-- start of Provided data --

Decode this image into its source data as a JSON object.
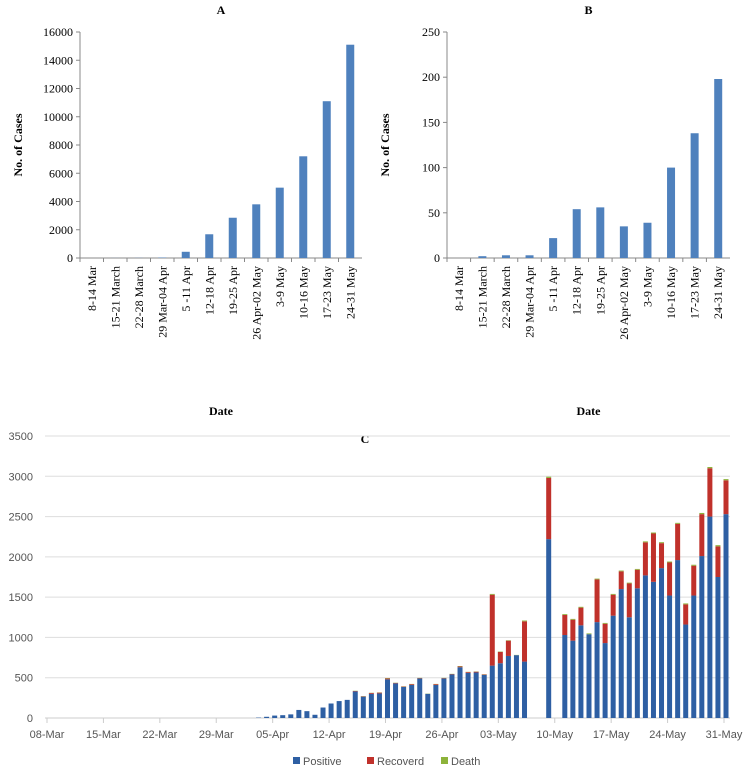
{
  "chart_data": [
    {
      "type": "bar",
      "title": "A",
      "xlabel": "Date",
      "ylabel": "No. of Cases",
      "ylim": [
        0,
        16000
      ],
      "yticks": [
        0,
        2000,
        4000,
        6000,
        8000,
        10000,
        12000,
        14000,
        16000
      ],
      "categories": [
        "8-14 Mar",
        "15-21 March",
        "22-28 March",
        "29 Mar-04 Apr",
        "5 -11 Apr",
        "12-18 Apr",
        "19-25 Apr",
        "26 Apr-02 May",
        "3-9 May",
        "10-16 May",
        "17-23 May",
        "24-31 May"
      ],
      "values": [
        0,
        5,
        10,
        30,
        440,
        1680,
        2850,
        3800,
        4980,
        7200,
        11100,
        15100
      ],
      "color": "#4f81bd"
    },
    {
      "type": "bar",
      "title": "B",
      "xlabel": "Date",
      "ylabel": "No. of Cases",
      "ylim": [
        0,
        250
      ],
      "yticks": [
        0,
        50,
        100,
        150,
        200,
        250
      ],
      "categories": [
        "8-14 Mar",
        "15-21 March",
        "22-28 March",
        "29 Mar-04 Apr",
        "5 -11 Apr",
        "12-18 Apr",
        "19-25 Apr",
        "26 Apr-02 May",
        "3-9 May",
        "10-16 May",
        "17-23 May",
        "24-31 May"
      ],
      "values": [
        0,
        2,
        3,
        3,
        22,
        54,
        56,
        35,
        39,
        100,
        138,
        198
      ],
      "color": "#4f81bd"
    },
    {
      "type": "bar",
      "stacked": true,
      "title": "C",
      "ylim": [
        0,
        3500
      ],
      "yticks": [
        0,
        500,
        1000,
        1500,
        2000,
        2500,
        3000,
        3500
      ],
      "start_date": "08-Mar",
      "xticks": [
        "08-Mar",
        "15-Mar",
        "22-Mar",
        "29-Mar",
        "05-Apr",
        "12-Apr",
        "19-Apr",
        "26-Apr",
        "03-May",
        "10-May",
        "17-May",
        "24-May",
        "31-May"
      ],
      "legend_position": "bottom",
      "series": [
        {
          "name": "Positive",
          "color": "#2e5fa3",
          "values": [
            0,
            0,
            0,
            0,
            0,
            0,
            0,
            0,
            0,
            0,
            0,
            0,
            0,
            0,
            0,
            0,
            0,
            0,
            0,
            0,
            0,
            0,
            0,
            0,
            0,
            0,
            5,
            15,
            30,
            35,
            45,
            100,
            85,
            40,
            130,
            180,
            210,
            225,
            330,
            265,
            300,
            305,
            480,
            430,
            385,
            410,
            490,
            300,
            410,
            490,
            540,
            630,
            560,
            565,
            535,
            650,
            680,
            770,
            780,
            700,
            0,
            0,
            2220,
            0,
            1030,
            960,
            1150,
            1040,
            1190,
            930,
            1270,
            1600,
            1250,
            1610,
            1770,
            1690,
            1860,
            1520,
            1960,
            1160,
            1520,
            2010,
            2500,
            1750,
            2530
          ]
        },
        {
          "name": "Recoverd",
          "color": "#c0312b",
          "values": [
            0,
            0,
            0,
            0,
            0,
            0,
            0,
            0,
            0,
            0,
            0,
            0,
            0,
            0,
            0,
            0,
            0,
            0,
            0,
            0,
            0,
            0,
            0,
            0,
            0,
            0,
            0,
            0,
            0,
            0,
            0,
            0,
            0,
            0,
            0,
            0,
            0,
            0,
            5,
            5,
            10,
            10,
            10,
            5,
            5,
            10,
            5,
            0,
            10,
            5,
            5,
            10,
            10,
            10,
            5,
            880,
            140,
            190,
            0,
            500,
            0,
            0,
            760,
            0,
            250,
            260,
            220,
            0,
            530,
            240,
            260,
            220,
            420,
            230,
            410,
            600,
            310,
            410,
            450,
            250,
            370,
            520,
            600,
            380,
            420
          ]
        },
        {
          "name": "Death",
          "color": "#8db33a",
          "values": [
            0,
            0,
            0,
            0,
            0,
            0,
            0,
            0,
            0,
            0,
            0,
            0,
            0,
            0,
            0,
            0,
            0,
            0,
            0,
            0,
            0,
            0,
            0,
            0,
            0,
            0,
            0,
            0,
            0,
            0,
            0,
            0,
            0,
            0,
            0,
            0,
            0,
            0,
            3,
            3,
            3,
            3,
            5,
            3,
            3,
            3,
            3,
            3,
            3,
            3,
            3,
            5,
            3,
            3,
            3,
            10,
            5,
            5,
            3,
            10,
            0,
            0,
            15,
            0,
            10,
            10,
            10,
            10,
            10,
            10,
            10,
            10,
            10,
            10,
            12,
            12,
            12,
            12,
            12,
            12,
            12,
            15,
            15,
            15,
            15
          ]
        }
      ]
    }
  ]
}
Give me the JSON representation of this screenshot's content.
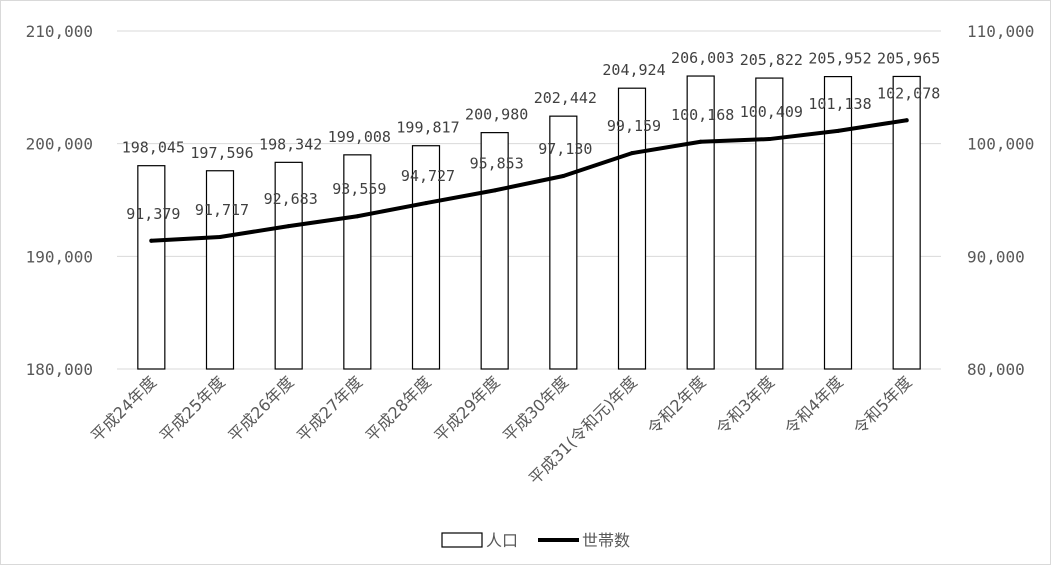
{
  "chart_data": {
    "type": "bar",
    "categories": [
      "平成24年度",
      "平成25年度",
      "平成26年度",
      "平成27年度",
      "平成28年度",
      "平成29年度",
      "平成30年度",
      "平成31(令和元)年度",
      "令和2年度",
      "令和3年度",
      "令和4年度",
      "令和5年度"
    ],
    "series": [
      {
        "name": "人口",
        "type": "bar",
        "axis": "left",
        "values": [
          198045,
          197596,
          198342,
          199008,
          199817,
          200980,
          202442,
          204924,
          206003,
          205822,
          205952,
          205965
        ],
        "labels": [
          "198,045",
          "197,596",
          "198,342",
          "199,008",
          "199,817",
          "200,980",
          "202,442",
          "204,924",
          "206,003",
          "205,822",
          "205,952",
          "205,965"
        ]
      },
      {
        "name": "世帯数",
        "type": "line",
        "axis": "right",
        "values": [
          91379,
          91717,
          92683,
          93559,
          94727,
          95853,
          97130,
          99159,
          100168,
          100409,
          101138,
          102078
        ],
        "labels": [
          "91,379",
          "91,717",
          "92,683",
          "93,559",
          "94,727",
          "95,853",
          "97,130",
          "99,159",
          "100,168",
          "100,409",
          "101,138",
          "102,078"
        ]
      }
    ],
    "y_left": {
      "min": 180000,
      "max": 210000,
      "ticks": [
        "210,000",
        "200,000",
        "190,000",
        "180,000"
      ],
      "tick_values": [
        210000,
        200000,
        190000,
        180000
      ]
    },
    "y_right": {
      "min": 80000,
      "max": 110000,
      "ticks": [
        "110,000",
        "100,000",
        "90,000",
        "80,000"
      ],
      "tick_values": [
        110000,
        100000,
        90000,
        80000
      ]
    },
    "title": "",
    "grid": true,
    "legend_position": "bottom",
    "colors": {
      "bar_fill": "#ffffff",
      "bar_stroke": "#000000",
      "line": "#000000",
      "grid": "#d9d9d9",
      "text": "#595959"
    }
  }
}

-- end of Provided data --

Exercise objective: Give only the number of lines in the records that include the word "bottom".

Finished exercise: 2